- [Records for processing]:
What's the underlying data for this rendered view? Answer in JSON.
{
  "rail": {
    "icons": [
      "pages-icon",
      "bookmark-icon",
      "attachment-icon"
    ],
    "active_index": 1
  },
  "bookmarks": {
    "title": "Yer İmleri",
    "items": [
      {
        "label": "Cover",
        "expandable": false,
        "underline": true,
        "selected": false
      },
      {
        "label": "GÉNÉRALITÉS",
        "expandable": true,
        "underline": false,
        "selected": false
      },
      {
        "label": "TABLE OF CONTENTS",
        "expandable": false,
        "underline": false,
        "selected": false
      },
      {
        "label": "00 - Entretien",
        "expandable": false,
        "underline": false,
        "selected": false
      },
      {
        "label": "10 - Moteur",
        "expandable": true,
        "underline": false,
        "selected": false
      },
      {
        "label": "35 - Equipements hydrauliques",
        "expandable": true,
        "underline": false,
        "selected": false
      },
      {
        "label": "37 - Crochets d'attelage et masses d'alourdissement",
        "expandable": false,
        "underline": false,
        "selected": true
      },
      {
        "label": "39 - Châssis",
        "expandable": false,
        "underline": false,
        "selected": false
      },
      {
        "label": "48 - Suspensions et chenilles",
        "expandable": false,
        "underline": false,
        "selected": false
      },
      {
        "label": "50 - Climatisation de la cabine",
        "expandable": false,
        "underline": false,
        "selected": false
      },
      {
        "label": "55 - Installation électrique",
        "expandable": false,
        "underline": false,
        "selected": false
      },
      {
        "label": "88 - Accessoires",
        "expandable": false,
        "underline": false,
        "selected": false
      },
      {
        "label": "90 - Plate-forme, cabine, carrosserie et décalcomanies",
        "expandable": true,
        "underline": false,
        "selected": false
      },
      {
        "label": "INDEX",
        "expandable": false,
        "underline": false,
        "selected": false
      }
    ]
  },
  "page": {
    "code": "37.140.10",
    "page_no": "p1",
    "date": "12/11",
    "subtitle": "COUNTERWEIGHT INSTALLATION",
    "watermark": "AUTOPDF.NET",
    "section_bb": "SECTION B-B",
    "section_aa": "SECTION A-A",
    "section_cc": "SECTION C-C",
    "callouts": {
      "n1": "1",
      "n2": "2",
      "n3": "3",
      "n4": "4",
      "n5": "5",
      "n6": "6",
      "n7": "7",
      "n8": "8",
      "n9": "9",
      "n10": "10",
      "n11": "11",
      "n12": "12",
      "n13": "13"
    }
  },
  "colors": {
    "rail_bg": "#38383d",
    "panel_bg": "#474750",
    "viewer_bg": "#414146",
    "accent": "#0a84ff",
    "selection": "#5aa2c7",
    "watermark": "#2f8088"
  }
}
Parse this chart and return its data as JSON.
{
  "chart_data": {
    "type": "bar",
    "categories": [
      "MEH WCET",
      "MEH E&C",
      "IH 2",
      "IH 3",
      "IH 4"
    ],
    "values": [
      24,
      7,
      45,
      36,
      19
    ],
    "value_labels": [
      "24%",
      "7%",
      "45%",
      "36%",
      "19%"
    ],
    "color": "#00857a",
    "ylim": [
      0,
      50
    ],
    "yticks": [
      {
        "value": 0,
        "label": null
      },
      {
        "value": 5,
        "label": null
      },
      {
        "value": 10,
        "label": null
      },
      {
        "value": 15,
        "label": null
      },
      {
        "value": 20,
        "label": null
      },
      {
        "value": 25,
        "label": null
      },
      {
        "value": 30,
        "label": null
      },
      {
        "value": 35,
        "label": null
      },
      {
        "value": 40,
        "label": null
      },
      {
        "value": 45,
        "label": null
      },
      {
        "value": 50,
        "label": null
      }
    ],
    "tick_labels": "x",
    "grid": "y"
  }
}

- [Written request]: Transcribe each entry precisely, missing none.

- [Solution for this exercise]:
What's the underlying data for this rendered view? Answer in JSON.
{
  "rail": {
    "icons": [
      "pages-icon",
      "bookmark-icon",
      "attachment-icon"
    ],
    "active_index": 1
  },
  "bookmarks": {
    "title": "Yer İmleri",
    "items": [
      {
        "label": "Cover",
        "expandable": false,
        "underline": true,
        "selected": false
      },
      {
        "label": "GÉNÉRALITÉS",
        "expandable": true,
        "underline": false,
        "selected": false
      },
      {
        "label": "TABLE OF CONTENTS",
        "expandable": false,
        "underline": false,
        "selected": false
      },
      {
        "label": "00 - Entretien",
        "expandable": false,
        "underline": false,
        "selected": false
      },
      {
        "label": "10 - Moteur",
        "expandable": true,
        "underline": false,
        "selected": false
      },
      {
        "label": "35 - Equipements hydrauliques",
        "expandable": true,
        "underline": false,
        "selected": false
      },
      {
        "label": "37 - Crochets d'attelage et masses d'alourdissement",
        "expandable": false,
        "underline": false,
        "selected": true
      },
      {
        "label": "39 - Châssis",
        "expandable": false,
        "underline": false,
        "selected": false
      },
      {
        "label": "48 - Suspensions et chenilles",
        "expandable": false,
        "underline": false,
        "selected": false
      },
      {
        "label": "50 - Climatisation de la cabine",
        "expandable": false,
        "underline": false,
        "selected": false
      },
      {
        "label": "55 - Installation électrique",
        "expandable": false,
        "underline": false,
        "selected": false
      },
      {
        "label": "88 - Accessoires",
        "expandable": false,
        "underline": false,
        "selected": false
      },
      {
        "label": "90 - Plate-forme, cabine, carrosserie et décalcomanies",
        "expandable": true,
        "underline": false,
        "selected": false
      },
      {
        "label": "INDEX",
        "expandable": false,
        "underline": false,
        "selected": false
      }
    ]
  },
  "page": {
    "code": "37.140.10",
    "page_no": "p1",
    "date": "12/11",
    "subtitle": "COUNTERWEIGHT INSTALLATION",
    "watermark": "AUTOPDF.NET",
    "section_bb": "SECTION B-B",
    "section_aa": "SECTION A-A",
    "section_cc": "SECTION C-C",
    "callouts": {
      "n1": "1",
      "n2": "2",
      "n3": "3",
      "n4": "4",
      "n5": "5",
      "n6": "6",
      "n7": "7",
      "n8": "8",
      "n9": "9",
      "n10": "10",
      "n11": "11",
      "n12": "12",
      "n13": "13"
    }
  },
  "colors": {
    "rail_bg": "#38383d",
    "panel_bg": "#474750",
    "viewer_bg": "#414146",
    "accent": "#0a84ff",
    "selection": "#5aa2c7",
    "watermark": "#2f8088"
  }
}
Parse this chart and return its data as JSON.
{
  "chart_data": {
    "type": "bar",
    "categories": [
      "MEH WCET",
      "MEH E&C",
      "IH 2",
      "IH 3",
      "IH 4"
    ],
    "values": [
      24,
      7,
      45,
      36,
      19
    ],
    "value_labels": [
      "24%",
      "7%",
      "45%",
      "36%",
      "19%"
    ],
    "color": "#00857a",
    "ylim": [
      0,
      50
    ],
    "yticks": [
      {
        "value": 0,
        "label": null
      },
      {
        "value": 5,
        "label": null
      },
      {
        "value": 10,
        "label": null
      },
      {
        "value": 15,
        "label": null
      },
      {
        "value": 20,
        "label": null
      },
      {
        "value": 25,
        "label": null
      },
      {
        "value": 30,
        "label": null
      },
      {
        "value": 35,
        "label": null
      },
      {
        "value": 40,
        "label": null
      },
      {
        "value": 45,
        "label": null
      },
      {
        "value": 50,
        "label": null
      }
    ],
    "tick_labels": "x",
    "grid": "y"
  }
}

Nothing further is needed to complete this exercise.